EXERCISE GOAL: Down to the last line, restate the records below word for word, dropping every image.

___ PROVIDED RECORDS ___

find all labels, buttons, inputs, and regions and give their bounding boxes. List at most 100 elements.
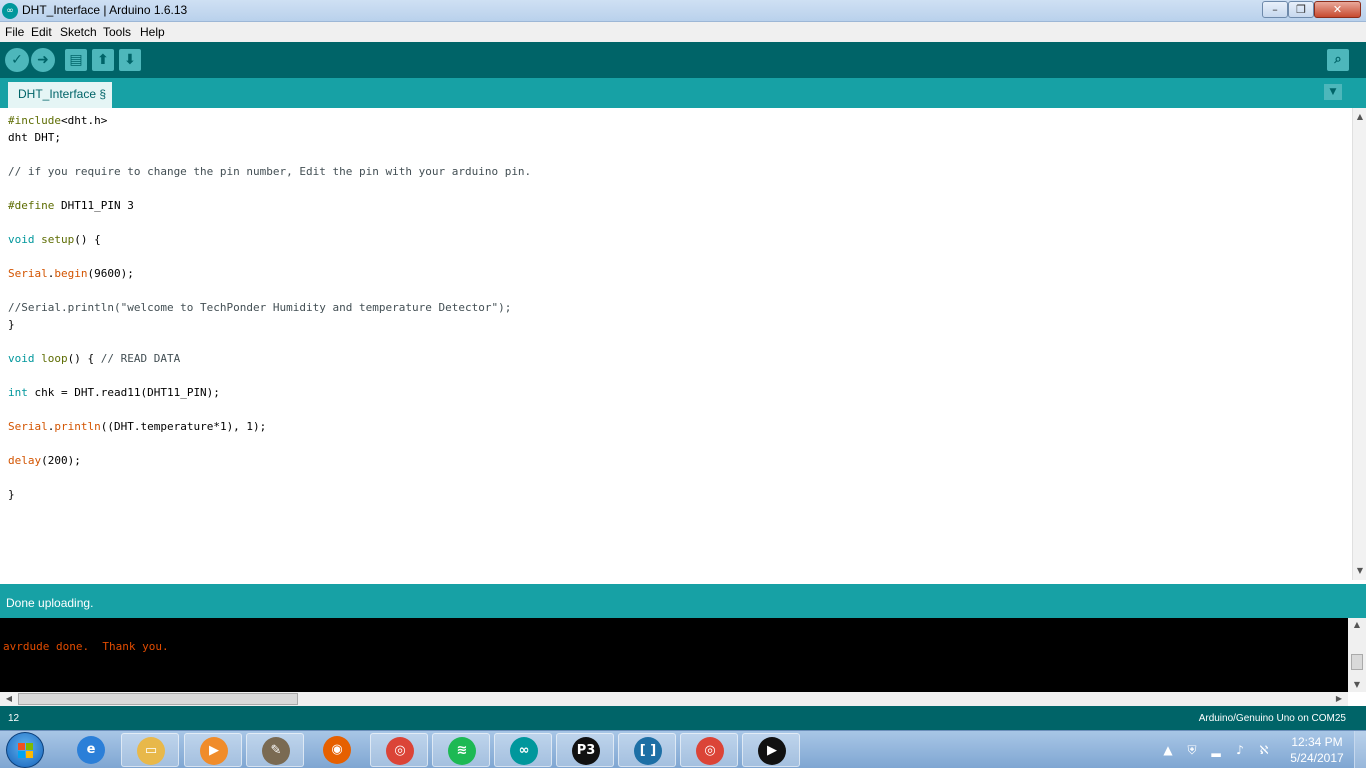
code-token: setup xyxy=(41,233,75,246)
code-token: } xyxy=(8,488,15,501)
taskbar-button[interactable]: ▶ xyxy=(184,733,242,767)
scroll-left-icon[interactable]: ◀ xyxy=(4,694,14,704)
code-token: dht DHT; xyxy=(8,131,61,144)
minimize-button[interactable]: – xyxy=(1262,1,1288,18)
tab-dht-interface[interactable]: DHT_Interface § xyxy=(8,82,112,108)
code-token: println xyxy=(54,420,101,433)
magnifier-icon: ⌕ xyxy=(1334,52,1342,67)
scroll-right-icon[interactable]: ▶ xyxy=(1334,694,1344,704)
taskbar: e ▭ ▶ ✎ ◉ ◎ ≋ ∞ P3 [ ] ◎ ▶ ▲ ⛨ ▂ ♪ ℵ 12:34 PM 5/24/2017 xyxy=(0,730,1366,768)
taskbar-button[interactable]: ▶ xyxy=(742,733,800,767)
code-token: (200); xyxy=(41,454,81,467)
code-line: dht DHT; xyxy=(8,129,531,146)
scroll-down-icon[interactable]: ▼ xyxy=(1355,566,1365,576)
console-scroll-thumb[interactable] xyxy=(1351,654,1363,670)
code-token: loop xyxy=(41,352,68,365)
code-token: (9600); xyxy=(87,267,134,280)
code-line: Serial.begin(9600); xyxy=(8,265,531,282)
show-hidden-icons-icon[interactable]: ▲ xyxy=(1160,742,1176,758)
code-line: int chk = DHT.read11(DHT11_PIN); xyxy=(8,384,531,401)
code-line: void loop() { // READ DATA xyxy=(8,350,531,367)
network-signal-icon[interactable]: ▂ xyxy=(1208,742,1224,758)
spotify-icon: ≋ xyxy=(448,737,476,765)
verify-button[interactable]: ✓ xyxy=(5,48,29,72)
taskbar-button[interactable]: ◉ xyxy=(308,733,366,767)
code-text[interactable]: #include<dht.h> dht DHT; // if you require… xyxy=(8,112,531,503)
editor-vertical-scrollbar[interactable]: ▲ ▼ xyxy=(1352,108,1366,580)
code-token: delay xyxy=(8,454,42,467)
show-desktop-button[interactable] xyxy=(1354,731,1366,768)
code-token: ((DHT.temperature*1), 1); xyxy=(100,420,267,433)
save-button[interactable]: ⬇ xyxy=(119,49,141,71)
taskbar-button[interactable]: ∞ xyxy=(494,733,552,767)
clock-time: 12:34 PM xyxy=(1291,735,1343,749)
code-line: #include<dht.h> xyxy=(8,112,531,129)
scroll-up-icon[interactable]: ▲ xyxy=(1352,620,1362,630)
volume-icon[interactable]: ♪ xyxy=(1232,742,1248,758)
console-hscroll-thumb[interactable] xyxy=(18,693,298,705)
scroll-up-icon[interactable]: ▲ xyxy=(1355,112,1365,122)
code-token: // READ DATA xyxy=(100,352,181,365)
code-token: () { xyxy=(67,352,101,365)
tab-strip: DHT_Interface § ▼ xyxy=(0,78,1366,108)
windows-start-button[interactable] xyxy=(6,732,44,768)
code-token: // if you require to change the pin numb… xyxy=(8,165,532,178)
console-horizontal-scrollbar[interactable]: ◀ ▶ xyxy=(0,692,1348,706)
close-button[interactable]: ✕ xyxy=(1314,1,1361,18)
clock[interactable]: 12:34 PM 5/24/2017 xyxy=(1284,734,1350,766)
tab-menu-button[interactable]: ▼ xyxy=(1324,84,1342,100)
firefox-icon: ◉ xyxy=(323,736,351,764)
menu-sketch[interactable]: Sketch xyxy=(60,25,97,39)
code-editor[interactable]: #include<dht.h> dht DHT; // if you require… xyxy=(0,108,1352,580)
status-message: Done uploading. xyxy=(6,596,94,610)
code-line: //Serial.println("welcome to TechPonder … xyxy=(8,299,531,316)
arrow-right-icon: ➜ xyxy=(37,52,49,68)
console-output[interactable]: avrdude done. Thank you. xyxy=(0,618,1348,692)
code-token: begin xyxy=(54,267,88,280)
serial-monitor-button[interactable]: ⌕ xyxy=(1327,49,1349,71)
taskbar-button[interactable]: ◎ xyxy=(680,733,738,767)
menu-help[interactable]: Help xyxy=(140,25,165,39)
gimp-icon: ✎ xyxy=(262,737,290,765)
open-button[interactable]: ⬆ xyxy=(92,49,114,71)
upload-button[interactable]: ➜ xyxy=(31,48,55,72)
code-token: #include xyxy=(8,114,61,127)
code-token: int xyxy=(8,386,28,399)
taskbar-button[interactable]: ▭ xyxy=(121,733,179,767)
menu-tools[interactable]: Tools xyxy=(103,25,131,39)
taskbar-button[interactable]: ◎ xyxy=(370,733,428,767)
status-bar: Done uploading. xyxy=(0,584,1366,618)
p3-icon: P3 xyxy=(572,737,600,765)
new-button[interactable]: ▤ xyxy=(65,49,87,71)
console-line: avrdude done. Thank you. xyxy=(3,640,169,653)
chevron-down-icon: ▼ xyxy=(1329,87,1337,97)
taskbar-button[interactable]: e xyxy=(62,733,120,767)
code-line: void setup() { xyxy=(8,231,531,248)
code-token: } xyxy=(8,318,15,331)
console-vertical-scrollbar[interactable]: ▲ ▼ xyxy=(1348,618,1366,692)
arduino-icon: ∞ xyxy=(2,3,18,19)
code-line: Serial.println((DHT.temperature*1), 1); xyxy=(8,418,531,435)
windows-start-icon xyxy=(18,743,34,759)
taskbar-button[interactable]: ≋ xyxy=(432,733,490,767)
maximize-button[interactable]: ❐ xyxy=(1288,1,1314,18)
taskbar-button[interactable]: ✎ xyxy=(246,733,304,767)
antivirus-icon[interactable]: ⛨ xyxy=(1184,742,1200,758)
code-token: void xyxy=(8,352,35,365)
arrow-up-icon: ⬆ xyxy=(97,52,109,68)
acrobat-icon[interactable]: ℵ xyxy=(1256,742,1272,758)
taskbar-button[interactable]: [ ] xyxy=(618,733,676,767)
menu-edit[interactable]: Edit xyxy=(31,25,52,39)
menu-file[interactable]: File xyxy=(5,25,24,39)
taskbar-button[interactable]: P3 xyxy=(556,733,614,767)
code-token: <dht.h> xyxy=(60,114,108,127)
scroll-down-icon[interactable]: ▼ xyxy=(1352,680,1362,690)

___

EXERCISE OUTPUT:
find all labels, buttons, inputs, and regions and give their bounding boxes. List at most 100 elements.
code-token: setup xyxy=(41,233,75,246)
code-token: } xyxy=(8,488,15,501)
taskbar-button[interactable]: ▶ xyxy=(184,733,242,767)
scroll-left-icon[interactable]: ◀ xyxy=(4,694,14,704)
code-token: dht DHT; xyxy=(8,131,61,144)
minimize-button[interactable]: – xyxy=(1262,1,1288,18)
tab-dht-interface[interactable]: DHT_Interface § xyxy=(8,82,112,108)
code-token: println xyxy=(54,420,101,433)
magnifier-icon: ⌕ xyxy=(1334,52,1342,67)
scroll-right-icon[interactable]: ▶ xyxy=(1334,694,1344,704)
taskbar: e ▭ ▶ ✎ ◉ ◎ ≋ ∞ P3 [ ] ◎ ▶ ▲ ⛨ ▂ ♪ ℵ 12:34 PM 5/24/2017 xyxy=(0,730,1366,768)
taskbar-button[interactable]: ▶ xyxy=(742,733,800,767)
code-token: (200); xyxy=(41,454,81,467)
code-line: dht DHT; xyxy=(8,129,531,146)
scroll-down-icon[interactable]: ▼ xyxy=(1355,566,1365,576)
console-scroll-thumb[interactable] xyxy=(1351,654,1363,670)
code-token: loop xyxy=(41,352,68,365)
code-token: (9600); xyxy=(87,267,134,280)
code-line: Serial.begin(9600); xyxy=(8,265,531,282)
show-hidden-icons-icon[interactable]: ▲ xyxy=(1160,742,1176,758)
code-line: int chk = DHT.read11(DHT11_PIN); xyxy=(8,384,531,401)
code-line: void loop() { // READ DATA xyxy=(8,350,531,367)
network-signal-icon[interactable]: ▂ xyxy=(1208,742,1224,758)
spotify-icon: ≋ xyxy=(448,737,476,765)
verify-button[interactable]: ✓ xyxy=(5,48,29,72)
taskbar-button[interactable]: ◉ xyxy=(308,733,366,767)
code-text[interactable]: #include<dht.h> dht DHT; // if you require… xyxy=(8,112,531,503)
editor-vertical-scrollbar[interactable]: ▲ ▼ xyxy=(1352,108,1366,580)
code-token: delay xyxy=(8,454,42,467)
show-desktop-button[interactable] xyxy=(1354,731,1366,768)
code-token: ((DHT.temperature*1), 1); xyxy=(100,420,267,433)
save-button[interactable]: ⬇ xyxy=(119,49,141,71)
taskbar-button[interactable]: ∞ xyxy=(494,733,552,767)
clock-time: 12:34 PM xyxy=(1291,735,1343,749)
code-line: #include<dht.h> xyxy=(8,112,531,129)
scroll-up-icon[interactable]: ▲ xyxy=(1352,620,1362,630)
volume-icon[interactable]: ♪ xyxy=(1232,742,1248,758)
console-hscroll-thumb[interactable] xyxy=(18,693,298,705)
scroll-up-icon[interactable]: ▲ xyxy=(1355,112,1365,122)
code-token: // READ DATA xyxy=(100,352,181,365)
code-token: () { xyxy=(67,352,101,365)
tab-strip: DHT_Interface § ▼ xyxy=(0,78,1366,108)
windows-start-button[interactable] xyxy=(6,732,44,768)
code-token: // if you require to change the pin numb… xyxy=(8,165,532,178)
console-horizontal-scrollbar[interactable]: ◀ ▶ xyxy=(0,692,1348,706)
close-button[interactable]: ✕ xyxy=(1314,1,1361,18)
clock[interactable]: 12:34 PM 5/24/2017 xyxy=(1284,734,1350,766)
tab-menu-button[interactable]: ▼ xyxy=(1324,84,1342,100)
firefox-icon: ◉ xyxy=(323,736,351,764)
menu-sketch[interactable]: Sketch xyxy=(60,25,97,39)
code-editor[interactable]: #include<dht.h> dht DHT; // if you require… xyxy=(0,108,1352,580)
status-message: Done uploading. xyxy=(6,596,94,610)
code-line: //Serial.println("welcome to TechPonder … xyxy=(8,299,531,316)
arrow-right-icon: ➜ xyxy=(37,52,49,68)
console-output[interactable]: avrdude done. Thank you. xyxy=(0,618,1348,692)
code-token: begin xyxy=(54,267,88,280)
serial-monitor-button[interactable]: ⌕ xyxy=(1327,49,1349,71)
taskbar-button[interactable]: ◎ xyxy=(680,733,738,767)
menu-help[interactable]: Help xyxy=(140,25,165,39)
gimp-icon: ✎ xyxy=(262,737,290,765)
open-button[interactable]: ⬆ xyxy=(92,49,114,71)
upload-button[interactable]: ➜ xyxy=(31,48,55,72)
code-token: #include xyxy=(8,114,61,127)
code-token: int xyxy=(8,386,28,399)
taskbar-button[interactable]: ▭ xyxy=(121,733,179,767)
menu-tools[interactable]: Tools xyxy=(103,25,131,39)
taskbar-button[interactable]: ◎ xyxy=(370,733,428,767)
status-bar: Done uploading. xyxy=(0,584,1366,618)
p3-icon: P3 xyxy=(572,737,600,765)
new-button[interactable]: ▤ xyxy=(65,49,87,71)
console-line: avrdude done. Thank you. xyxy=(3,640,169,653)
chevron-down-icon: ▼ xyxy=(1329,87,1337,97)
taskbar-button[interactable]: e xyxy=(62,733,120,767)
code-line: void setup() { xyxy=(8,231,531,248)
code-token: } xyxy=(8,318,15,331)
console-vertical-scrollbar[interactable]: ▲ ▼ xyxy=(1348,618,1366,692)
arduino-icon: ∞ xyxy=(2,3,18,19)
code-line: Serial.println((DHT.temperature*1), 1); xyxy=(8,418,531,435)
windows-start-icon xyxy=(18,743,34,759)
taskbar-button[interactable]: ≋ xyxy=(432,733,490,767)
maximize-button[interactable]: ❐ xyxy=(1288,1,1314,18)
taskbar-button[interactable]: ✎ xyxy=(246,733,304,767)
antivirus-icon[interactable]: ⛨ xyxy=(1184,742,1200,758)
code-token: void xyxy=(8,352,35,365)
arrow-up-icon: ⬆ xyxy=(97,52,109,68)
acrobat-icon[interactable]: ℵ xyxy=(1256,742,1272,758)
taskbar-button[interactable]: [ ] xyxy=(618,733,676,767)
menu-edit[interactable]: Edit xyxy=(31,25,52,39)
menu-file[interactable]: File xyxy=(5,25,24,39)
taskbar-button[interactable]: P3 xyxy=(556,733,614,767)
code-token: <dht.h> xyxy=(60,114,108,127)
scroll-down-icon[interactable]: ▼ xyxy=(1352,680,1362,690)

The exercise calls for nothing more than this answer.